▸ Source data:

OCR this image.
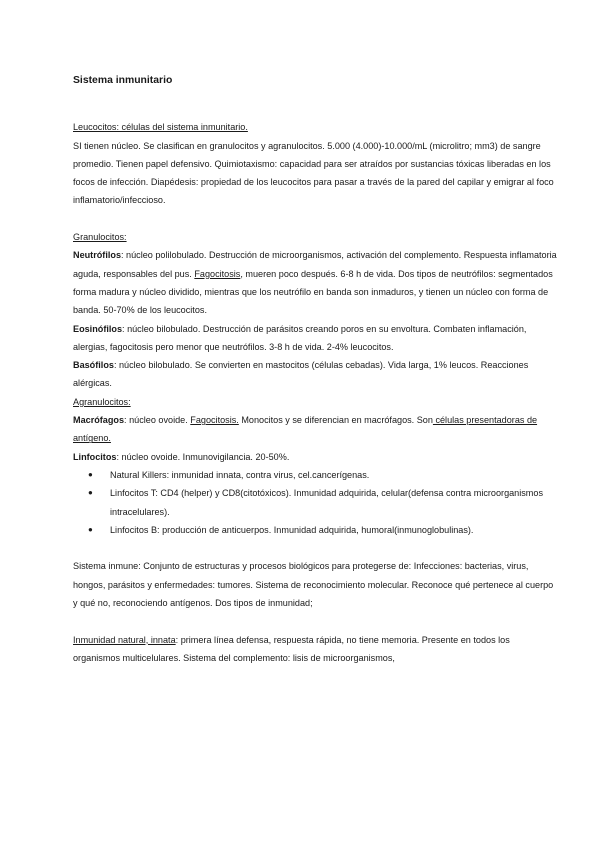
Sistema inmunitario

Leucocitos: células del sistema inmunitario.

SI tienen núcleo. Se clasifican en granulocitos y agranulocitos. 5.000 (4.000)-10.000/mL (microlitro; mm3) de sangre promedio. Tienen papel defensivo. Quimiotaxismo: capacidad para ser atraídos por sustancias tóxicas liberadas en los focos de infección. Diapédesis: propiedad de los leucocitos para pasar a través de la pared del capilar y emigrar al foco inflamatorio/infeccioso.

Granulocitos:

Neutrófilos: núcleo polilobulado. Destrucción de microorganismos, activación del complemento. Respuesta inflamatoria aguda, responsables del pus. Fagocitosis, mueren poco después. 6-8 h de vida. Dos tipos de neutrófilos: segmentados forma madura y núcleo dividido, mientras que los neutrófilo en banda son inmaduros, y tienen un núcleo con forma de banda. 50-70% de los leucocitos.

Eosinófilos: núcleo bilobulado. Destrucción de parásitos creando poros en su envoltura. Combaten inflamación, alergias, fagocitosis pero menor que neutrófilos. 3-8 h de vida. 2-4% leucocitos.

Basófilos: núcleo bilobulado. Se convierten en mastocitos (células cebadas). Vida larga, 1% leucos. Reacciones alérgicas.

Agranulocitos:

Macrófagos: núcleo ovoide. Fagocitosis. Monocitos y se diferencian en macrófagos. Son células presentadoras de antígeno.

Linfocitos: núcleo ovoide. Inmunovigilancia. 20-50%.

● Natural Killers: inmunidad innata, contra virus, cel.cancerígenas.
● Linfocitos T: CD4 (helper) y CD8(citotóxicos). Inmunidad adquirida, celular(defensa contra microorganismos intracelulares).
● Linfocitos B: producción de anticuerpos. Inmunidad adquirida, humoral(inmunoglobulinas).

Sistema inmune: Conjunto de estructuras y procesos biológicos para protegerse de: Infecciones: bacterias, virus, hongos, parásitos y enfermedades: tumores. Sistema de reconocimiento molecular. Reconoce qué pertenece al cuerpo y qué no, reconociendo antígenos. Dos tipos de inmunidad;

Inmunidad natural, innata: primera línea defensa, respuesta rápida, no tiene memoria. Presente en todos los organismos multicelulares. Sistema del complemento: lisis de microorganismos,
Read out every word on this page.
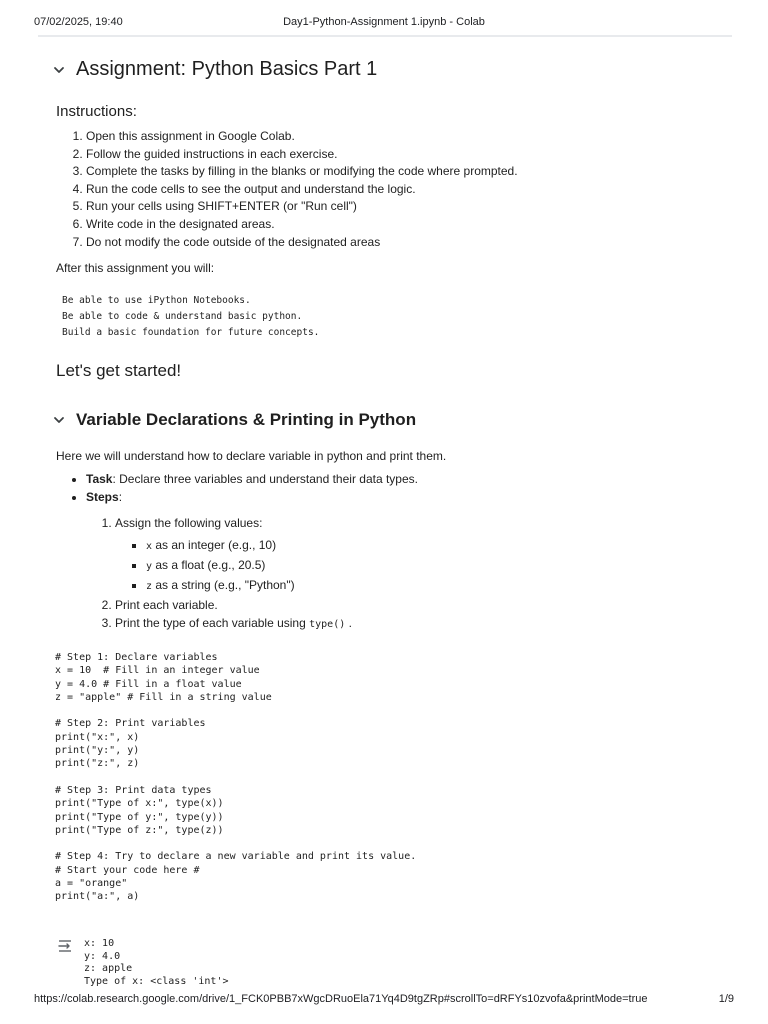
07/02/2025, 19:40	Day1-Python-Assignment 1.ipynb - Colab
Assignment: Python Basics Part 1
Instructions:
1. Open this assignment in Google Colab.
2. Follow the guided instructions in each exercise.
3. Complete the tasks by filling in the blanks or modifying the code where prompted.
4. Run the code cells to see the output and understand the logic.
5. Run your cells using SHIFT+ENTER (or "Run cell")
6. Write code in the designated areas.
7. Do not modify the code outside of the designated areas
After this assignment you will:
Be able to use iPython Notebooks.
Be able to code & understand basic python.
Build a basic foundation for future concepts.
Let's get started!
Variable Declarations & Printing in Python
Here we will understand how to declare variable in python and print them.
• Task: Declare three variables and understand their data types.
• Steps:
1. Assign the following values:
▪ x as an integer (e.g., 10)
▪ y as a float (e.g., 20.5)
▪ z as a string (e.g., "Python")
2. Print each variable.
3. Print the type of each variable using type() .
# Step 1: Declare variables
x = 10  # Fill in an integer value
y = 4.0 # Fill in a float value
z = "apple" # Fill in a string value

# Step 2: Print variables
print("x:", x)
print("y:", y)
print("z:", z)

# Step 3: Print data types
print("Type of x:", type(x))
print("Type of y:", type(y))
print("Type of z:", type(z))

# Step 4: Try to declare a new variable and print its value.
# Start your code here #
a = "orange"
print("a:", a)
x: 10
y: 4.0
z: apple
Type of x: <class 'int'>
https://colab.research.google.com/drive/1_FCK0PBB7xWgcDRuoEla71Yq4D9tgZRp#scrollTo=dRFYs10zvofa&printMode=true	1/9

▸ What the task requires:
Where does the string "complemento" occur in the data above? Copy every line that holds it.

▸ Answer below:
Neutrófilos: núcleo polilobulado. Destrucción de microorganismos, activación del complemento. Respuesta inflamatoria aguda, responsables del pus. Fagocitosis, mueren poco después. 6-8 h de vida. Dos tipos de neutrófilos: segmentados forma madura y núcleo dividido, mientras que los neutrófilo en banda son inmaduros, y tienen un núcleo con forma de banda. 50-70% de los leucocitos.
Inmunidad natural, innata: primera línea defensa, respuesta rápida, no tiene memoria. Presente en todos los organismos multicelulares. Sistema del complemento: lisis de microorganismos,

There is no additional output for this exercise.